═════ Input records

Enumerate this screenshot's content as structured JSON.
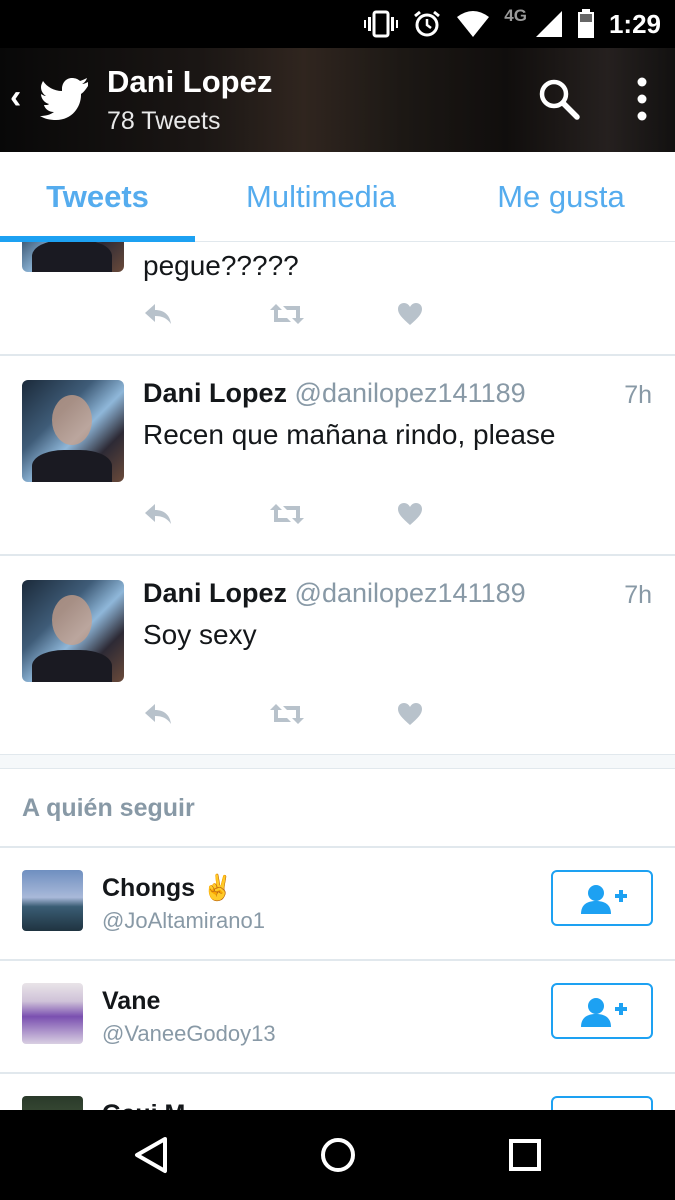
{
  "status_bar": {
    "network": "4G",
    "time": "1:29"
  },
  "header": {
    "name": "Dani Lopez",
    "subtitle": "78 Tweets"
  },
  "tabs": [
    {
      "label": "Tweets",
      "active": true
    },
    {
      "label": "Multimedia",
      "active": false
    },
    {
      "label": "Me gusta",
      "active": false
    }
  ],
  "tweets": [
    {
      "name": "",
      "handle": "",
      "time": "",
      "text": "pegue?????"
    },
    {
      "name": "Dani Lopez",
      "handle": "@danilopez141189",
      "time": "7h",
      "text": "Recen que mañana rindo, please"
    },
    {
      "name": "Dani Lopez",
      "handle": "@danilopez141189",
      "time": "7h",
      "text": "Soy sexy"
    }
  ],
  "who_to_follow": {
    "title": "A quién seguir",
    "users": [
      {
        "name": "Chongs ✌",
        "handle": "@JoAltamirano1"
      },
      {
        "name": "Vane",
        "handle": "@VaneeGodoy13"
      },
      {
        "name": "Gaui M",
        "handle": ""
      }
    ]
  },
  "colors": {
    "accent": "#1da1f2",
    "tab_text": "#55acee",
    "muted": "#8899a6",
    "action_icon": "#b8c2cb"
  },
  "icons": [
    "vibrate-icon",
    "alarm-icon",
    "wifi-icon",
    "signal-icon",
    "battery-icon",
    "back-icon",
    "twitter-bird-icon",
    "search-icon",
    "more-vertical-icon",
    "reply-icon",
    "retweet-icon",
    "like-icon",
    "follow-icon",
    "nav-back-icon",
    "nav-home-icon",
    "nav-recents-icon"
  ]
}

══════════
═════ Input records

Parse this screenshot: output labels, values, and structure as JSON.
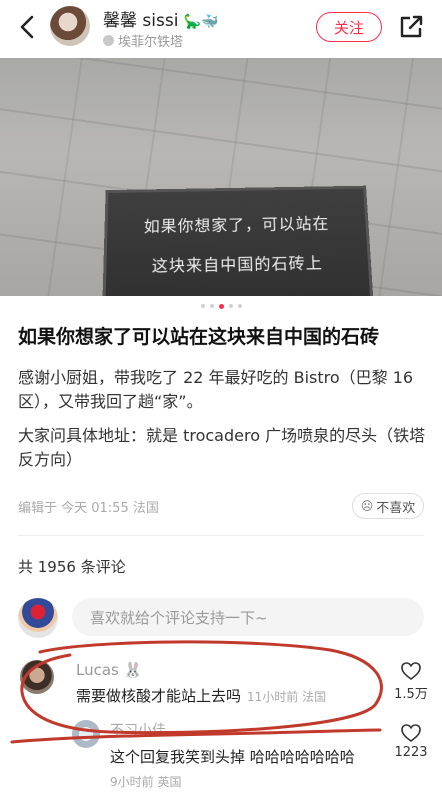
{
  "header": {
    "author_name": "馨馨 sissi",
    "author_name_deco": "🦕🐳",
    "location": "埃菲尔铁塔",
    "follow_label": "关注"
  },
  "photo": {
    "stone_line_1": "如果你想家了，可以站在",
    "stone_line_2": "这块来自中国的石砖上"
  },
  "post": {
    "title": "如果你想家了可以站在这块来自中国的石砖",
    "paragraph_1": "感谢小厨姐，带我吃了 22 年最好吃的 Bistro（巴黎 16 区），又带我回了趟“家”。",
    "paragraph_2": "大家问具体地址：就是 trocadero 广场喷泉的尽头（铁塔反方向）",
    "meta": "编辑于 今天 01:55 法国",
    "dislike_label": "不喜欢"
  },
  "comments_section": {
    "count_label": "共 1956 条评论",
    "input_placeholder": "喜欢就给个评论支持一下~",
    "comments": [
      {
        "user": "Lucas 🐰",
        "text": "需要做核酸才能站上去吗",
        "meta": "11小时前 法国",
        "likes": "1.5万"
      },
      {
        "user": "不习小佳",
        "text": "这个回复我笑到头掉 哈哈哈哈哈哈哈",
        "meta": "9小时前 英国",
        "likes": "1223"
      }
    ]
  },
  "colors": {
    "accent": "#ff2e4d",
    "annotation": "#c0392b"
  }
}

══════════

Objective - Looking at the records above, say how many lines hold the string "handle". Write nothing but the number.

Exercise answer - 6